§ **WHAT THIS TASK INVOLVES**: From the material below, list every line containing "subtitle".

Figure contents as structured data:
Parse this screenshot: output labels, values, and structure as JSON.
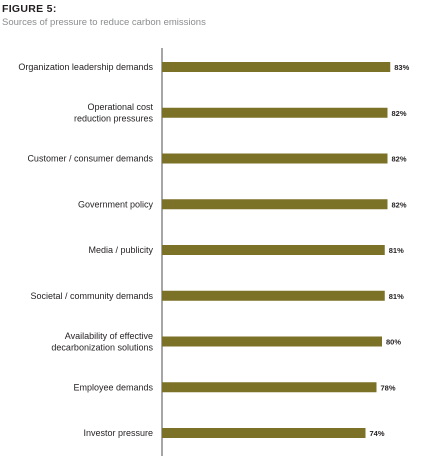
{
  "figure": {
    "title": "FIGURE 5:",
    "subtitle": "Sources of pressure to reduce carbon emissions"
  },
  "chart_data": {
    "type": "bar",
    "orientation": "horizontal",
    "categories": [
      [
        "Organization leadership demands"
      ],
      [
        "Operational cost",
        "reduction pressures"
      ],
      [
        "Customer / consumer demands"
      ],
      [
        "Government policy"
      ],
      [
        "Media / publicity"
      ],
      [
        "Societal / community demands"
      ],
      [
        "Availability of effective",
        "decarbonization solutions"
      ],
      [
        "Employee demands"
      ],
      [
        "Investor pressure"
      ]
    ],
    "values": [
      83,
      82,
      82,
      82,
      81,
      81,
      80,
      78,
      74
    ],
    "value_labels": [
      "83%",
      "82%",
      "82%",
      "82%",
      "81%",
      "81%",
      "80%",
      "78%",
      "74%"
    ],
    "unit": "%",
    "xlim": [
      0,
      100
    ],
    "bar_color": "#7b7127",
    "grid": false,
    "legend": "none"
  }
}
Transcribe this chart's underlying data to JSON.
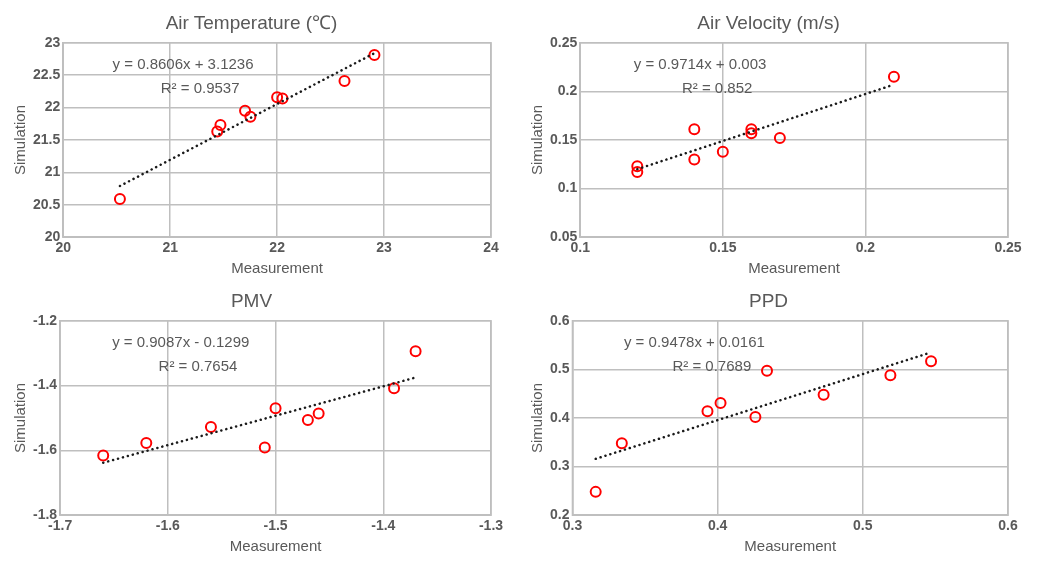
{
  "chart_data": [
    {
      "type": "scatter",
      "title": "Air Temperature (℃)",
      "xlabel": "Measurement",
      "ylabel": "Simulation",
      "xlim": [
        20,
        24
      ],
      "xticks": [
        20,
        21,
        22,
        23,
        24
      ],
      "ylim": [
        20,
        23
      ],
      "yticks": [
        20,
        20.5,
        21,
        21.5,
        22,
        22.5,
        23
      ],
      "grid": true,
      "marker": "circle",
      "annotations": [
        "y = 0.8606x + 3.1236",
        "R² = 0.9537"
      ],
      "series": [
        {
          "type": "scatter",
          "color": "#ff0000",
          "x": [
            20.53,
            21.44,
            21.47,
            21.7,
            21.75,
            22.0,
            22.05,
            22.63,
            22.91
          ],
          "values": [
            20.59,
            21.63,
            21.73,
            21.95,
            21.86,
            22.16,
            22.14,
            22.41,
            22.81
          ]
        },
        {
          "type": "line",
          "color": "#1a1a1a",
          "line_style": "dotted",
          "marker": "none",
          "x": [
            20.53,
            22.91
          ],
          "values": [
            20.79,
            22.84
          ]
        }
      ]
    },
    {
      "type": "scatter",
      "title": "Air Velocity (m/s)",
      "xlabel": "Measurement",
      "ylabel": "Simulation",
      "xlim": [
        0.1,
        0.25
      ],
      "xticks": [
        0.1,
        0.15,
        0.2,
        0.25
      ],
      "ylim": [
        0.05,
        0.25
      ],
      "yticks": [
        0.05,
        0.1,
        0.15,
        0.2,
        0.25
      ],
      "grid": true,
      "marker": "circle",
      "annotations": [
        "y = 0.9714x + 0.003",
        "R² = 0.852"
      ],
      "series": [
        {
          "type": "scatter",
          "color": "#ff0000",
          "x": [
            0.12,
            0.12,
            0.14,
            0.14,
            0.15,
            0.16,
            0.16,
            0.17,
            0.21
          ],
          "values": [
            0.123,
            0.117,
            0.161,
            0.13,
            0.138,
            0.161,
            0.157,
            0.152,
            0.215
          ]
        },
        {
          "type": "line",
          "color": "#1a1a1a",
          "line_style": "dotted",
          "marker": "none",
          "x": [
            0.12,
            0.21
          ],
          "values": [
            0.12,
            0.207
          ]
        }
      ]
    },
    {
      "type": "scatter",
      "title": "PMV",
      "xlabel": "Measurement",
      "ylabel": "Simulation",
      "xlim": [
        -1.7,
        -1.3
      ],
      "xticks": [
        -1.7,
        -1.6,
        -1.5,
        -1.4,
        -1.3
      ],
      "ylim": [
        -1.8,
        -1.2
      ],
      "yticks": [
        -1.8,
        -1.6,
        -1.4,
        -1.2
      ],
      "grid": true,
      "marker": "circle",
      "annotations": [
        "y = 0.9087x - 0.1299",
        "R² = 0.7654"
      ],
      "series": [
        {
          "type": "scatter",
          "color": "#ff0000",
          "x": [
            -1.66,
            -1.62,
            -1.56,
            -1.51,
            -1.5,
            -1.47,
            -1.46,
            -1.39,
            -1.37
          ],
          "values": [
            -1.616,
            -1.577,
            -1.528,
            -1.591,
            -1.47,
            -1.506,
            -1.486,
            -1.408,
            -1.294
          ]
        },
        {
          "type": "line",
          "color": "#1a1a1a",
          "line_style": "dotted",
          "marker": "none",
          "x": [
            -1.66,
            -1.37
          ],
          "values": [
            -1.638,
            -1.375
          ]
        }
      ]
    },
    {
      "type": "scatter",
      "title": "PPD",
      "xlabel": "Measurement",
      "ylabel": "Simulation",
      "xlim": [
        0.3,
        0.6
      ],
      "xticks": [
        0.3,
        0.4,
        0.5,
        0.6
      ],
      "ylim": [
        0.2,
        0.6
      ],
      "yticks": [
        0.2,
        0.3,
        0.4,
        0.5,
        0.6
      ],
      "grid": true,
      "marker": "circle",
      "annotations": [
        "y = 0.9478x + 0.0161",
        "R² = 0.7689"
      ],
      "series": [
        {
          "type": "scatter",
          "color": "#ff0000",
          "x": [
            0.316,
            0.334,
            0.393,
            0.402,
            0.426,
            0.434,
            0.473,
            0.519,
            0.547
          ],
          "values": [
            0.248,
            0.348,
            0.414,
            0.431,
            0.402,
            0.497,
            0.448,
            0.488,
            0.517
          ]
        },
        {
          "type": "line",
          "color": "#1a1a1a",
          "line_style": "dotted",
          "marker": "none",
          "x": [
            0.316,
            0.547
          ],
          "values": [
            0.316,
            0.535
          ]
        }
      ]
    }
  ]
}
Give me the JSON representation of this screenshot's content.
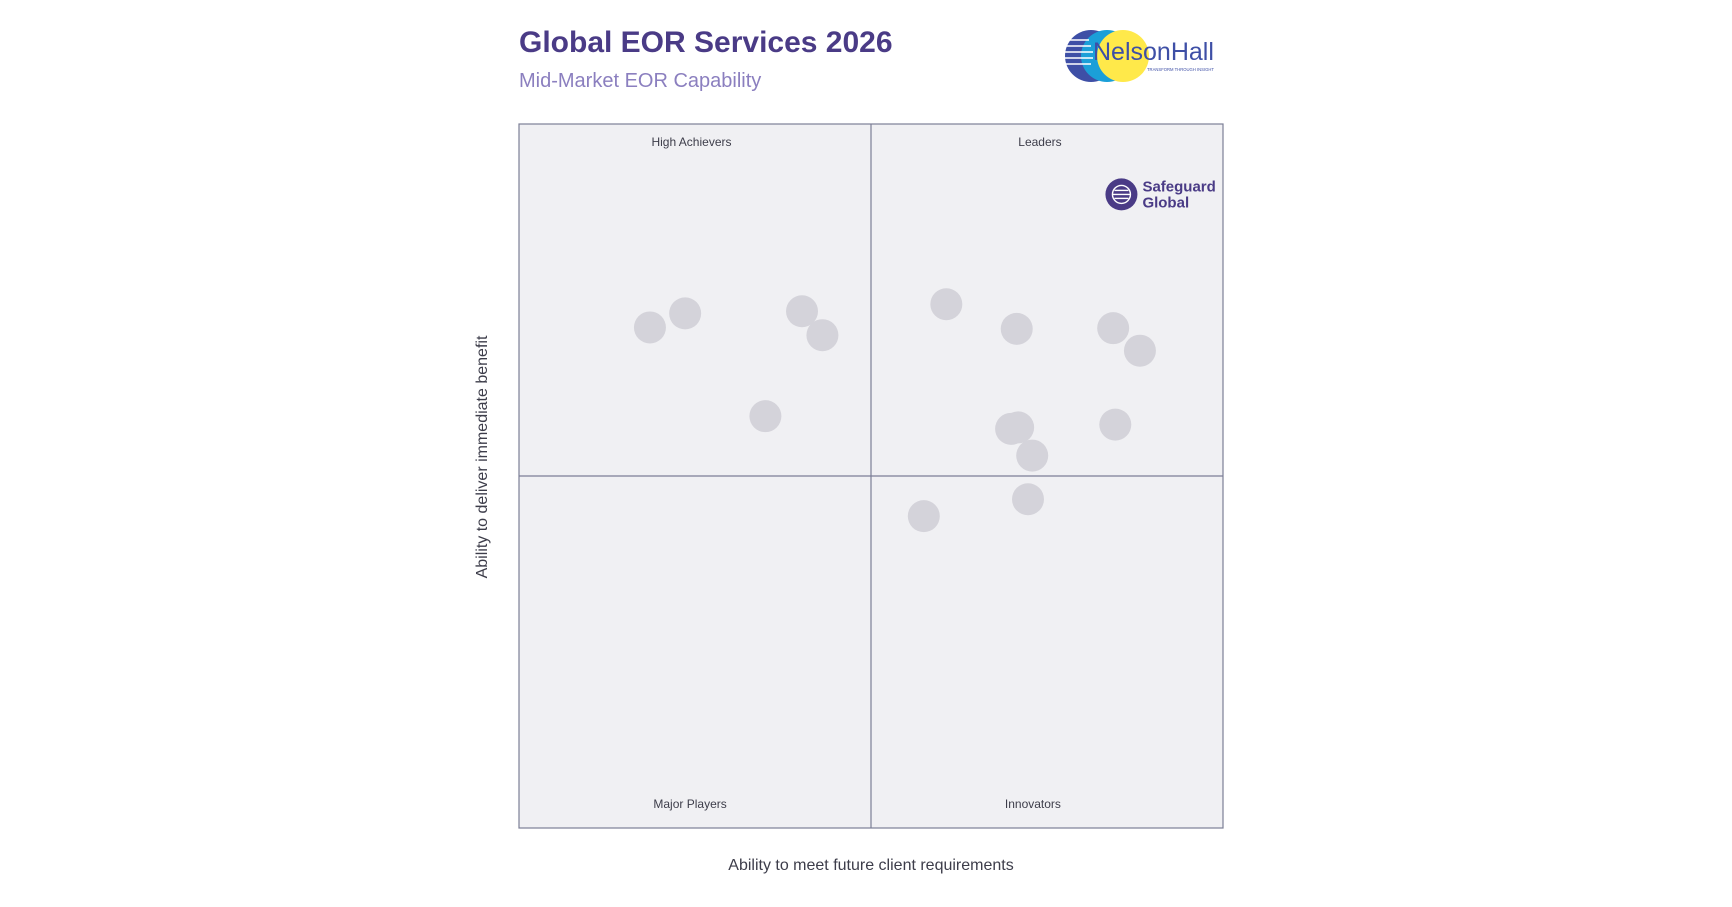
{
  "header": {
    "title": "Global EOR Services 2026",
    "subtitle": "Mid-Market EOR Capability"
  },
  "logos": {
    "publisher": {
      "text": "NelsonHall",
      "tagline": "TRANSFORM THROUGH INSIGHT",
      "icon": "nelsonhall-circles-logo"
    },
    "highlight": {
      "line1": "Safeguard",
      "line2": "Global",
      "icon": "safeguard-global-logo"
    }
  },
  "chart_data": {
    "type": "scatter",
    "xlabel": "Ability to meet future client requirements",
    "ylabel": "Ability to deliver immediate benefit",
    "xlim": [
      0,
      100
    ],
    "ylim": [
      0,
      100
    ],
    "quadrant_split": {
      "x": 50,
      "y": 50
    },
    "quadrants": {
      "top_left": "High Achievers",
      "top_right": "Leaders",
      "bottom_left": "Major Players",
      "bottom_right": "Innovators"
    },
    "grid": false,
    "legend": "none",
    "series": [
      {
        "points": [
          {
            "x": 18.6,
            "y": 71.1
          },
          {
            "x": 23.6,
            "y": 73.1
          },
          {
            "x": 40.2,
            "y": 73.4
          },
          {
            "x": 43.1,
            "y": 70.0
          },
          {
            "x": 35.0,
            "y": 58.5
          },
          {
            "x": 60.7,
            "y": 74.4
          },
          {
            "x": 70.7,
            "y": 70.9
          },
          {
            "x": 84.4,
            "y": 71.0
          },
          {
            "x": 88.2,
            "y": 67.8
          },
          {
            "x": 69.9,
            "y": 56.7
          },
          {
            "x": 70.9,
            "y": 56.9
          },
          {
            "x": 84.7,
            "y": 57.3
          },
          {
            "x": 72.9,
            "y": 52.9
          },
          {
            "x": 72.3,
            "y": 46.7
          },
          {
            "x": 57.5,
            "y": 44.3
          }
        ]
      }
    ],
    "highlight": {
      "label": "Safeguard Global",
      "x": 86.0,
      "y": 90.0
    },
    "colors": {
      "plot_background": "#f0f0f3",
      "frame": "#7b7e96",
      "point": "#d4d3da",
      "title": "#4a3b86",
      "subtitle": "#8b7fbf",
      "highlight": "#4a3b86",
      "quadrant_label": "#3d3d4a"
    }
  }
}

§ **OUTPUT FOR THIS TASK**:
    "subtitle": "Sources of pressure to reduce carbon emissions"
    "subtitle": "Mid-Market EOR Capability"
      "subtitle": "#8b7fbf",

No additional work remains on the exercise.